CHALLENGE:
Recast the listing below as a Markdown table with two columns, Row and Line, giving each line its own numbered row and leaving out any blank lines.

——

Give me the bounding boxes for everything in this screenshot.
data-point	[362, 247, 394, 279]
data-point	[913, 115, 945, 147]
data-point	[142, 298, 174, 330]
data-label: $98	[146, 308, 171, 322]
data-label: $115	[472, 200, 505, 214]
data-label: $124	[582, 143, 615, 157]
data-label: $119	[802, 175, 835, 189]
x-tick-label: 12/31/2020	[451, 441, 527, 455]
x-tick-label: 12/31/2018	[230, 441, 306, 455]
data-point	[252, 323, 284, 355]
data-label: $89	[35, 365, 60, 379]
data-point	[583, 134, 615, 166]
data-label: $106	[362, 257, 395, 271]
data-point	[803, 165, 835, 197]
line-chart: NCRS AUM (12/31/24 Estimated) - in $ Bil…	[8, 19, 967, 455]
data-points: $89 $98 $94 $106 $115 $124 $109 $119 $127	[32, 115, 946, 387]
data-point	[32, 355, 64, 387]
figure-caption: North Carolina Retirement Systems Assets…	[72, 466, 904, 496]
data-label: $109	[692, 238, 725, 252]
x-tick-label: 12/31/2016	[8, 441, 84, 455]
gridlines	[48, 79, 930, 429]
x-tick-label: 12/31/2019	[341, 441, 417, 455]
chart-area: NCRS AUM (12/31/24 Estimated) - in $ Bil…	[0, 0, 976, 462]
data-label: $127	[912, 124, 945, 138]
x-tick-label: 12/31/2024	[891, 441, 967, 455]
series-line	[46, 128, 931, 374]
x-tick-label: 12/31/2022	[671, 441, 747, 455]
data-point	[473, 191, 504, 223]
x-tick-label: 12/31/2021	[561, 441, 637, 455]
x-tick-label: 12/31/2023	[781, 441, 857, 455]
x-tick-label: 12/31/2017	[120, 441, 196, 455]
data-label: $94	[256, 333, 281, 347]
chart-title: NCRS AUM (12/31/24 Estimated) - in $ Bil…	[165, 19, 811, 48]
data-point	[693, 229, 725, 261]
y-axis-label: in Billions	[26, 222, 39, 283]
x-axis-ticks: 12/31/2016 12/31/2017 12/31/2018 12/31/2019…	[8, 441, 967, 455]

——

RESPONSE TO THE EXERCISE:
| Row | Line |
|---|---|
| 1 | Give me the bounding boxes for everything in this screenshot. |
| 2 | data-point	[362, 247, 394, 279] |
| 3 | data-point	[913, 115, 945, 147] |
| 4 | data-point	[142, 298, 174, 330] |
| 5 | data-label: $98	[146, 308, 171, 322] |
| 6 | data-label: $115	[472, 200, 505, 214] |
| 7 | data-label: $124	[582, 143, 615, 157] |
| 8 | data-label: $119	[802, 175, 835, 189] |
| 9 | x-tick-label: 12/31/2020	[451, 441, 527, 455] |
| 10 | x-tick-label: 12/31/2018	[230, 441, 306, 455] |
| 11 | data-point	[252, 323, 284, 355] |
| 12 | data-label: $89	[35, 365, 60, 379] |
| 13 | data-point	[583, 134, 615, 166] |
| 14 | data-label: $106	[362, 257, 395, 271] |
| 15 | data-point	[803, 165, 835, 197] |
| 16 | line-chart: NCRS AUM (12/31/24 Estimated) - in $ Bil…	[8, 19, 967, 455] |
| 17 | data-points: $89 $98 $94 $106 $115 $124 $109 $119 $127	[32, 115, 946, 387] |
| 18 | data-point	[32, 355, 64, 387] |
| 19 | figure-caption: North Carolina Retirement Systems Assets…	[72, 466, 904, 496] |
| 20 | data-label: $109	[692, 238, 725, 252] |
| 21 | x-tick-label: 12/31/2016	[8, 441, 84, 455] |
| 22 | gridlines	[48, 79, 930, 429] |
| 23 | x-tick-label: 12/31/2019	[341, 441, 417, 455] |
| 24 | chart-area: NCRS AUM (12/31/24 Estimated) - in $ Bil…	[0, 0, 976, 462] |
| 25 | data-label: $127	[912, 124, 945, 138] |
| 26 | x-tick-label: 12/31/2024	[891, 441, 967, 455] |
| 27 | series-line	[46, 128, 931, 374] |
| 28 | x-tick-label: 12/31/2022	[671, 441, 747, 455] |
| 29 | data-point	[473, 191, 504, 223] |
| 30 | x-tick-label: 12/31/2021	[561, 441, 637, 455] |
| 31 | x-tick-label: 12/31/2023	[781, 441, 857, 455] |
| 32 | x-tick-label: 12/31/2017	[120, 441, 196, 455] |
| 33 | data-label: $94	[256, 333, 281, 347] |
| 34 | chart-title: NCRS AUM (12/31/24 Estimated) - in $ Bil…	[165, 19, 811, 48] |
| 35 | data-point	[693, 229, 725, 261] |
| 36 | y-axis-label: in Billions	[26, 222, 39, 283] |
| 37 | x-axis-ticks: 12/31/2016 12/31/2017 12/31/2018 12/31/2019…	[8, 441, 967, 455] |